What you are worried about in the last moments before the drink completes its work is the problem of free will to which this book addresses itself.

Chapter Two

Our Experience of Choice

INTRODUCTION

You have to start from where you are. So in this chapter we’ll start by looking at five thoughts which people ordinarily have about themselves as they first begin to reflect on their experience of themselves as – apparently – making free choices. Having treated these five thoughts in turn, we’ll see how they ‘lock together’ into a certain view about the existence and nature of free will, the view which we’ll follow tradition in calling ‘Libertarianism’.1 This, it will be argued, is the common-sense view of the subject of this book – what our everyday experience suggests to us about free will. This is the thing you feared that you were about to lose in joining The People’s Republic of Freedom as discussed in Chapter One. Of course our common-sense view of ourselves might be wrong and in subsequent chapters we’ll look at various arguments which suggest that various parts of it are wrong. But to assess the force of those arguments we need to know what they’re arguments against; we need to know what the common-sense view is. And the aim of this chapter is to get that pretty well nailed down by the end.
One point before we start properly: you may have noticed that this book has a glossary of key terms at the end. I’ll give a brief definition of each of these terms when they’re first used in argument in the chapters between now and then, but – especially if you’re new to the topic or the study of Philosophy – you might like to have a quick skim through the glossary now and fold the corner of the page down (unless you’re one of those people who has a principled objection to folding page corners down), so you can find it easily again as you read on.
* * *
In everyday life, we often suppose ourselves to be free to choose between several courses of action. Shall I read a book on the nature of free will or shall I watch television? If I watch television, shall I watch the news or The Simpsons? Moment by moment, paths seem to be opening before us. From these paths, we seem to be picking out one route into one future and turning aside from other routes, routes which would have taken us into other futures. Once we have passed the given moment in time at which we made a particular choice, we cannot, of course, go back to travel instead one of the roads not taken, or at least we cannot go back to travel it from the start. Sometimes we can cut across, as it were, from one path to another – for example, having started reading the book, I might well put it to one side after five minutes and turn on the television instead, finding myself to have missed only an insignificant moment or two of the programme I then watch. But we can never go back, only sometimes sideways in this sense and sometimes not even that. Sometimes, by the time we find ourselves wishing that we’d chosen differently, it is too late for us to find a way across to the route we now wish we’d chosen.2
When we are more or less contented with the way that a section of our lives has worked out, we seldom spend much time in reflecting on how our lives would have been different had we chosen differently during that period. And no doubt this is often psychologically healthy: reflecting on what might have been can lead to dissatisfaction with what is; and, if we can no longer cut across to an alternative path, one which we realize on reflection we wish we had taken from the start, this dissatisfaction threatens to be pointless. But sometimes even reflection that is dissatisfying and pointless in this sense can be satisfying and worthwhile in another, through being educative. In realizing that, had we chosen differently, things would now be in some significant way better for ourselves or others than they are and that we cannot in this instance recover the situation, we are often enabled thereby to commit ourselves all the more wholeheartedly to making better choices in the future. And sometimes of course reflection on what might have been can lead to satisfaction and even extreme relief, as when one realizes that only by the narrowest of margins did one avoid some disaster: ‘My goodness! Had I stepped out into the road then, as I almost did, I would have been hit by that bus.’ And whatever its psychological effects, we certainly can reflect on what our lives would now be like if we had chosen another route from the one that we actually chose and we can form more or less confident counterfactual judgements concerning such things.

Data ::

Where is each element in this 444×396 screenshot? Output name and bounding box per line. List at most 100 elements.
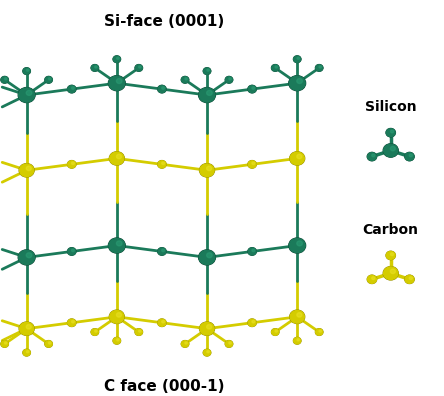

Tasks and exercises ::
A. From the free will excerpt above, extract the text starting at "One point before" and ending at "you read on.".
B. Rewrite the paragraph that begins "One point before we start properly" in the free will excerpt as a shorter paragraph, keeping its main facts.
C. In the free will excerpt, what name does the chapter, following tradition, give to the view formed when the five everyday thoughts lock together?

Solutions to each task ::
A.
One point before we start properly: you may have noticed that this book has a glossary of key terms at the end. I’ll give a brief definition of each of these terms when they’re first used in argument in the chapters between now and then, but – especially if you’re new to the topic or the study of Philosophy – you might like to have a quick skim through the glossary now and fold the corner of the page down (unless you’re one of those people who has a principled objection to folding page corners down), so you can find it easily again as you read on.

B. The book has a glossary of key terms at the end, and each term gets a brief definition when it is first used in argument. Readers new to the topic or to Philosophy may want to skim the glossary now and fold down the page corner so they can find it again easily.

C. Libertarianism.